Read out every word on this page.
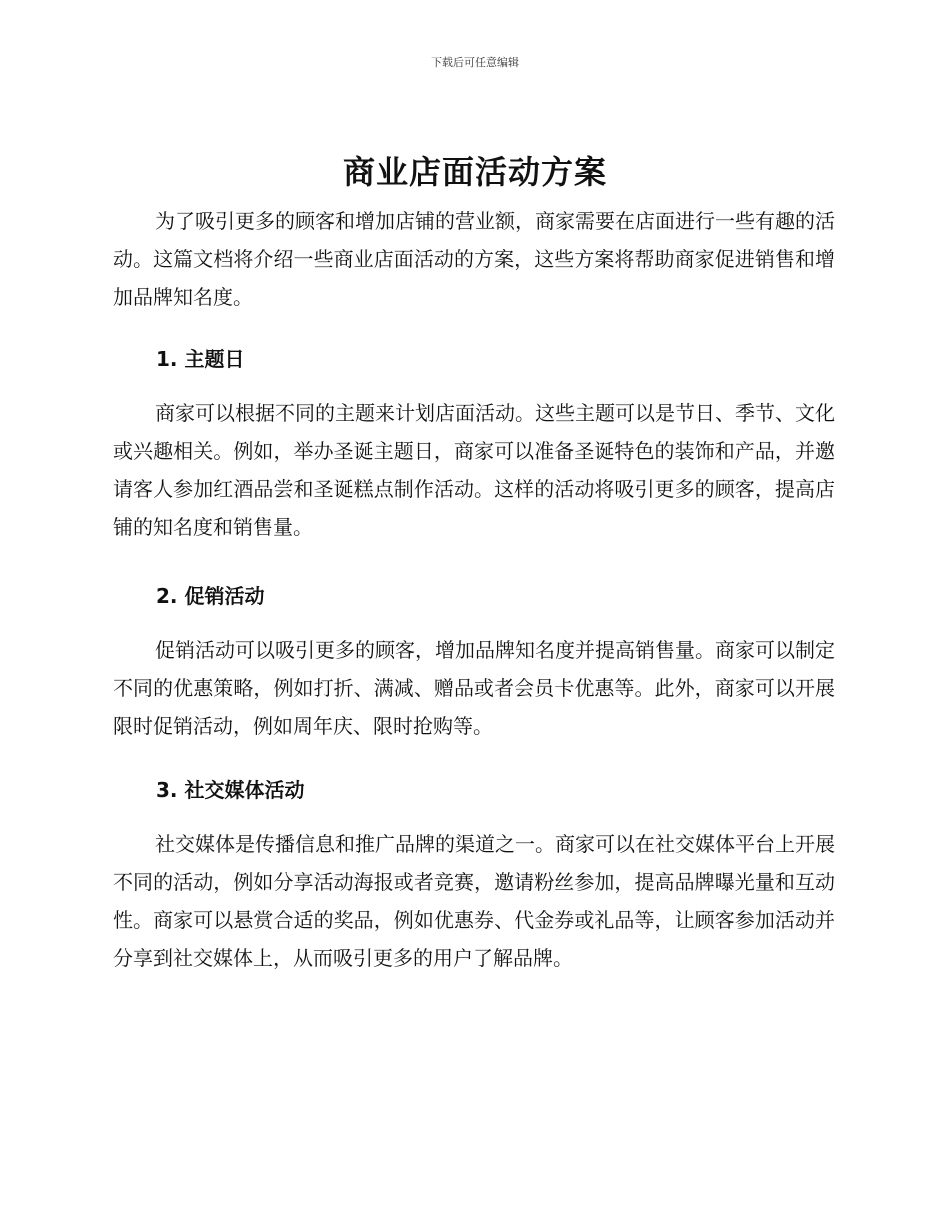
下载后可任意编辑
商业店面活动方案

为了吸引更多的顾客和增加店铺的营业额，商家需要在店面进行一些有趣的活动。这篇文档将介绍一些商业店面活动的方案，这些方案将帮助商家促进销售和增加品牌知名度。

1. 主题日

商家可以根据不同的主题来计划店面活动。这些主题可以是节日、季节、文化或兴趣相关。例如，举办圣诞主题日，商家可以准备圣诞特色的装饰和产品，并邀请客人参加红酒品尝和圣诞糕点制作活动。这样的活动将吸引更多的顾客，提高店铺的知名度和销售量。

2. 促销活动

促销活动可以吸引更多的顾客，增加品牌知名度并提高销售量。商家可以制定不同的优惠策略，例如打折、满减、赠品或者会员卡优惠等。此外，商家可以开展限时促销活动，例如周年庆、限时抢购等。

3. 社交媒体活动

社交媒体是传播信息和推广品牌的渠道之一。商家可以在社交媒体平台上开展不同的活动，例如分享活动海报或者竞赛，邀请粉丝参加，提高品牌曝光量和互动性。商家可以悬赏合适的奖品，例如优惠券、代金券或礼品等，让顾客参加活动并分享到社交媒体上，从而吸引更多的用户了解品牌。
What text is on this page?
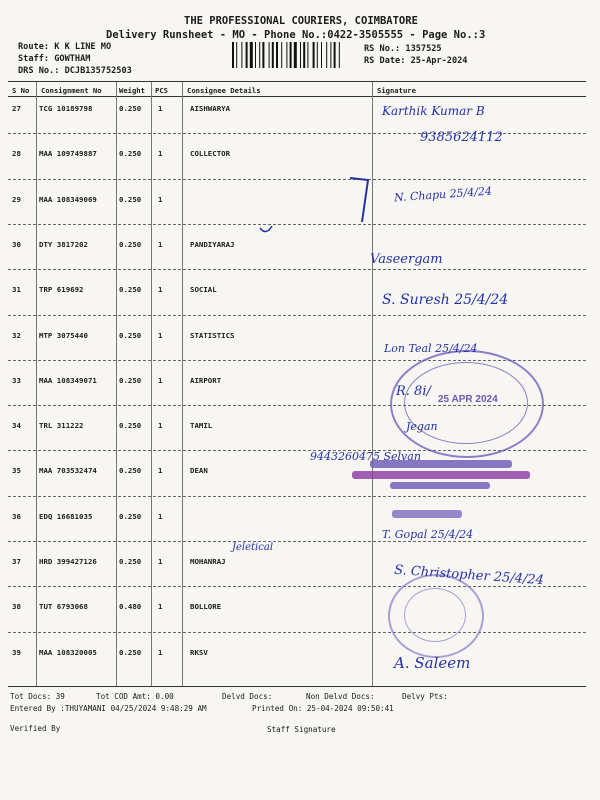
THE PROFESSIONAL COURIERS, COIMBATORE
Delivery Runsheet - MO - Phone No.:0422-3505555 - Page No.:3
Route: K K LINE MO
Staff: GOWTHAM
DRS No.: DCJB135752503
RS No.: 1357525
RS Date: 25-Apr-2024
S No Consignment No Weight PCS	Consignee Details	Signature
27 TCG 10189798	0.250 1	AISHWARYA
28 MAA 109749887	0.250 1	COLLECTOR
29 MAA 108349069	0.250 1
30 DTY 3817202	0.250 1	PANDIYARAJ
31 TRP 619692	0.250 1	SOCIAL
32 MTP 3075440	0.250 1	STATISTICS
33 MAA 108349071	0.250 1	AIRPORT
34 TRL 311222	0.250 1	TAMIL
35 MAA 703532474	0.250 1	DEAN
36 EDQ 16681035	0.250 1
37 HRD 399427126	0.250 1	MOHANRAJ
38 TUT 6793068	0.480 1	BOLLORE
39 MAA 108320005	0.250 1	RKSV
25 APR 2024
Karthik Kumar B
9385624112
N. Chapu 25/4/24
Vaseergam
S. Suresh 25/4/24
Lon Teal 25/4/24
R. 8i/
Jegan
9443260475 Selvan
T. Gopal 25/4/24
Jeletical
S. Christopher 25/4/24
A. Saleem
Tot Docs: 39	Tot COD Amt: 0.00	Delvd Docs:	Non Delvd Docs:	Delvy Pts:
Entered By :THUYAMANI 04/25/2024 9:48:29 AM	Printed On: 25-04-2024 09:50:41
Verified By	Staff Signature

━━━━━━━━━━━━━━━━

Pictures in the records above should not be copied. Repeat everything else exactly.

Read out every word on this page.
下载后可任意编辑
商业店面活动方案

为了吸引更多的顾客和增加店铺的营业额，商家需要在店面进行一些有趣的活动。这篇文档将介绍一些商业店面活动的方案，这些方案将帮助商家促进销售和增加品牌知名度。

1. 主题日

商家可以根据不同的主题来计划店面活动。这些主题可以是节日、季节、文化或兴趣相关。例如，举办圣诞主题日，商家可以准备圣诞特色的装饰和产品，并邀请客人参加红酒品尝和圣诞糕点制作活动。这样的活动将吸引更多的顾客，提高店铺的知名度和销售量。

2. 促销活动

促销活动可以吸引更多的顾客，增加品牌知名度并提高销售量。商家可以制定不同的优惠策略，例如打折、满减、赠品或者会员卡优惠等。此外，商家可以开展限时促销活动，例如周年庆、限时抢购等。

3. 社交媒体活动

社交媒体是传播信息和推广品牌的渠道之一。商家可以在社交媒体平台上开展不同的活动，例如分享活动海报或者竞赛，邀请粉丝参加，提高品牌曝光量和互动性。商家可以悬赏合适的奖品，例如优惠券、代金券或礼品等，让顾客参加活动并分享到社交媒体上，从而吸引更多的用户了解品牌。
What text is on this page?
THE PROFESSIONAL COURIERS, COIMBATORE
Delivery Runsheet - MO - Phone No.:0422-3505555 - Page No.:3
Route: K K LINE MO
Staff: GOWTHAM
DRS No.: DCJB135752503
RS No.: 1357525
RS Date: 25-Apr-2024
S No Consignment No Weight PCS	Consignee Details	Signature
27 TCG 10189798	0.250 1	AISHWARYA
28 MAA 109749887	0.250 1	COLLECTOR
29 MAA 108349069	0.250 1
30 DTY 3817202	0.250 1	PANDIYARAJ
31 TRP 619692	0.250 1	SOCIAL
32 MTP 3075440	0.250 1	STATISTICS
33 MAA 108349071	0.250 1	AIRPORT
34 TRL 311222	0.250 1	TAMIL
35 MAA 703532474	0.250 1	DEAN
36 EDQ 16681035	0.250 1
37 HRD 399427126	0.250 1	MOHANRAJ
38 TUT 6793068	0.480 1	BOLLORE
39 MAA 108320005	0.250 1	RKSV
25 APR 2024
Karthik Kumar B
9385624112
N. Chapu 25/4/24
Vaseergam
S. Suresh 25/4/24
Lon Teal 25/4/24
R. 8i/
Jegan
9443260475 Selvan
T. Gopal 25/4/24
Jeletical
S. Christopher 25/4/24
A. Saleem
Tot Docs: 39	Tot COD Amt: 0.00	Delvd Docs:	Non Delvd Docs:	Delvy Pts:
Entered By :THUYAMANI 04/25/2024 9:48:29 AM	Printed On: 25-04-2024 09:50:41
Verified By	Staff Signature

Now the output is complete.